» What you have to do
Copy every line of the data exactly, leaving nothing out.

--- start Source records ---

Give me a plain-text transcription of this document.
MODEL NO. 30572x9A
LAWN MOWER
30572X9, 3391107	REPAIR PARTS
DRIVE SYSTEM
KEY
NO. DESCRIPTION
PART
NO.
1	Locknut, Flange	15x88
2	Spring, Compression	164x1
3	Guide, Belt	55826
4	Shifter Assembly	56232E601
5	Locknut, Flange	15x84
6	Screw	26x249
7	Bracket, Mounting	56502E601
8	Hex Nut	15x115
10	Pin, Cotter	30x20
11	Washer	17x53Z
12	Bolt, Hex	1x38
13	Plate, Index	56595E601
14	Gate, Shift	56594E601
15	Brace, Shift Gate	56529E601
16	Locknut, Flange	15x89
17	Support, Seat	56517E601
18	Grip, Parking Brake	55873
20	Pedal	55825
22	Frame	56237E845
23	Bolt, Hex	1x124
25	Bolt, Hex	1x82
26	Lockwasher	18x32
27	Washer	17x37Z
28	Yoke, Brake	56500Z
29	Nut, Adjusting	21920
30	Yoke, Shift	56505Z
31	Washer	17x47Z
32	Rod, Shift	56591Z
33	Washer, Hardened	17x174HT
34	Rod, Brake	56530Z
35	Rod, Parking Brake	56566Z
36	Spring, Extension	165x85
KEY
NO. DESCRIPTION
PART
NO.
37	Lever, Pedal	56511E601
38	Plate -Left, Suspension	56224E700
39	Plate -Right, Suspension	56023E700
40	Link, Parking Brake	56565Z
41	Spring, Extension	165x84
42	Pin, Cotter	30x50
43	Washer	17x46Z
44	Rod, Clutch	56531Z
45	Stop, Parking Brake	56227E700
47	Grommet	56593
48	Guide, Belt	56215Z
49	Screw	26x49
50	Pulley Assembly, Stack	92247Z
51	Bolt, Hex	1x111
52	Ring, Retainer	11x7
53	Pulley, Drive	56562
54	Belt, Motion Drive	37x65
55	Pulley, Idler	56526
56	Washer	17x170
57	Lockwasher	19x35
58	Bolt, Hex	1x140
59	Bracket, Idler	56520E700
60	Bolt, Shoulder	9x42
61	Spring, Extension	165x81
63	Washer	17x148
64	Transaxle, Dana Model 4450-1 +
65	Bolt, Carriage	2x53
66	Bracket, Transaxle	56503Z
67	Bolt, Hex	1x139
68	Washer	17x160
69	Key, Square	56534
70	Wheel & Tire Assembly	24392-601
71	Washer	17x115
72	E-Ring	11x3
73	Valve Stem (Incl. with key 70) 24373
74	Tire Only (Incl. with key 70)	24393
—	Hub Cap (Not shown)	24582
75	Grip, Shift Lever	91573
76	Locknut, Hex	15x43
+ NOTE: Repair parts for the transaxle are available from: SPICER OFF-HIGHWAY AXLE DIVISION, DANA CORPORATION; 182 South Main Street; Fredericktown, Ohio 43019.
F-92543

--- end Source records ---

» Exercise response
Give me a plain-text transcription of this document.
MODEL NO. 30572x9A
LAWN MOWER
30572X9, 3391107	REPAIR PARTS
DRIVE SYSTEM
KEY
NO. DESCRIPTION
PART
NO.
1	Locknut, Flange	15x88
2	Spring, Compression	164x1
3	Guide, Belt	55826
4	Shifter Assembly	56232E601
5	Locknut, Flange	15x84
6	Screw	26x249
7	Bracket, Mounting	56502E601
8	Hex Nut	15x115
10	Pin, Cotter	30x20
11	Washer	17x53Z
12	Bolt, Hex	1x38
13	Plate, Index	56595E601
14	Gate, Shift	56594E601
15	Brace, Shift Gate	56529E601
16	Locknut, Flange	15x89
17	Support, Seat	56517E601
18	Grip, Parking Brake	55873
20	Pedal	55825
22	Frame	56237E845
23	Bolt, Hex	1x124
25	Bolt, Hex	1x82
26	Lockwasher	18x32
27	Washer	17x37Z
28	Yoke, Brake	56500Z
29	Nut, Adjusting	21920
30	Yoke, Shift	56505Z
31	Washer	17x47Z
32	Rod, Shift	56591Z
33	Washer, Hardened	17x174HT
34	Rod, Brake	56530Z
35	Rod, Parking Brake	56566Z
36	Spring, Extension	165x85
KEY
NO. DESCRIPTION
PART
NO.
37	Lever, Pedal	56511E601
38	Plate -Left, Suspension	56224E700
39	Plate -Right, Suspension	56023E700
40	Link, Parking Brake	56565Z
41	Spring, Extension	165x84
42	Pin, Cotter	30x50
43	Washer	17x46Z
44	Rod, Clutch	56531Z
45	Stop, Parking Brake	56227E700
47	Grommet	56593
48	Guide, Belt	56215Z
49	Screw	26x49
50	Pulley Assembly, Stack	92247Z
51	Bolt, Hex	1x111
52	Ring, Retainer	11x7
53	Pulley, Drive	56562
54	Belt, Motion Drive	37x65
55	Pulley, Idler	56526
56	Washer	17x170
57	Lockwasher	19x35
58	Bolt, Hex	1x140
59	Bracket, Idler	56520E700
60	Bolt, Shoulder	9x42
61	Spring, Extension	165x81
63	Washer	17x148
64	Transaxle, Dana Model 4450-1 +
65	Bolt, Carriage	2x53
66	Bracket, Transaxle	56503Z
67	Bolt, Hex	1x139
68	Washer	17x160
69	Key, Square	56534
70	Wheel & Tire Assembly	24392-601
71	Washer	17x115
72	E-Ring	11x3
73	Valve Stem (Incl. with key 70) 24373
74	Tire Only (Incl. with key 70)	24393
—	Hub Cap (Not shown)	24582
75	Grip, Shift Lever	91573
76	Locknut, Hex	15x43
+ NOTE: Repair parts for the transaxle are available from: SPICER OFF-HIGHWAY AXLE DIVISION, DANA CORPORATION; 182 South Main Street; Fredericktown, Ohio 43019.
F-92543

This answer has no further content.